┌────────

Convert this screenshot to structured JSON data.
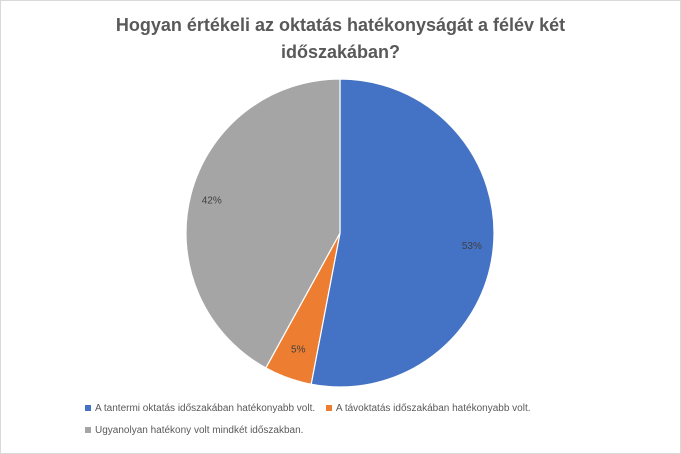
{
  "chart_data": {
    "type": "pie",
    "title": "Hogyan értékeli az oktatás  hatékonyságát  a félév két időszakában?",
    "categories": [
      "A tantermi oktatás időszakában hatékonyabb volt.",
      "A távoktatás időszakában hatékonyabb volt.",
      "Ugyanolyan hatékony volt mindkét időszakban."
    ],
    "values": [
      53,
      5,
      42
    ],
    "data_labels": [
      "53%",
      "5%",
      "42%"
    ],
    "colors": [
      "#4472c4",
      "#ed7d31",
      "#a5a5a5"
    ],
    "start_angle_deg": 0,
    "direction": "clockwise",
    "legend_position": "bottom"
  }
}
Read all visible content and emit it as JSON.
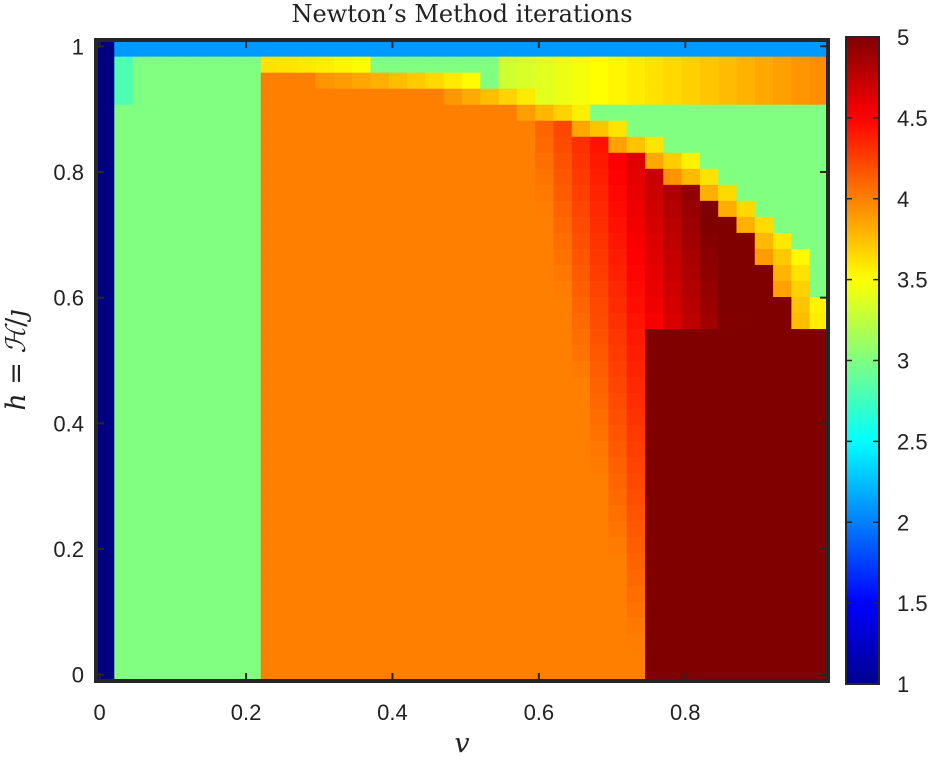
{
  "chart_data": {
    "type": "heatmap",
    "title": "Newton’s Method iterations",
    "xlabel": "v",
    "ylabel": "h = ℋ/ȷ",
    "ylabel_parts": {
      "h": "h",
      "eq": " = ",
      "H": "ℋ",
      "slash": "/",
      "J": "ȷ"
    },
    "xlim": [
      -0.005,
      0.995
    ],
    "ylim": [
      -0.01,
      1.01
    ],
    "xticks": [
      0,
      0.2,
      0.4,
      0.6,
      0.8
    ],
    "xtick_labels": [
      "0",
      "0.2",
      "0.4",
      "0.6",
      "0.8"
    ],
    "yticks": [
      0,
      0.2,
      0.4,
      0.6,
      0.8,
      1
    ],
    "ytick_labels": [
      "0",
      "0.2",
      "0.4",
      "0.6",
      "0.8",
      "1"
    ],
    "colorbar": {
      "range": [
        1,
        5
      ],
      "ticks": [
        1,
        1.5,
        2,
        2.5,
        3,
        3.5,
        4,
        4.5,
        5
      ],
      "tick_labels": [
        "1",
        "1.5",
        "2",
        "2.5",
        "3",
        "3.5",
        "4",
        "4.5",
        "5"
      ],
      "colormap": "jet"
    },
    "grid": {
      "nx": 40,
      "ny": 40,
      "x_range": [
        -0.005,
        0.995
      ],
      "y_range": [
        -0.01,
        1.01
      ],
      "description_of_regions": [
        {
          "region": "v < 0.0125",
          "value": 1
        },
        {
          "region": "h > 0.985",
          "value": 2.1
        },
        {
          "region": "0.0125 < v < 0.2125, h < 0.985",
          "value": 3
        },
        {
          "region": "0.2125 < v < 0.74, h < 0.54",
          "value": 4
        },
        {
          "region": "v > 0.74, h < 0.54",
          "value": 5
        },
        {
          "region": "boundary band near corner arc",
          "value": 3.5
        },
        {
          "region": "upper-right wedge",
          "value": "4 to 5 gradient"
        }
      ]
    }
  }
}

└────────

_GIVEN PROBLEM:_
Report only a number: how many lines in the material above contain the string "JSON".

_THE REPLY:_
2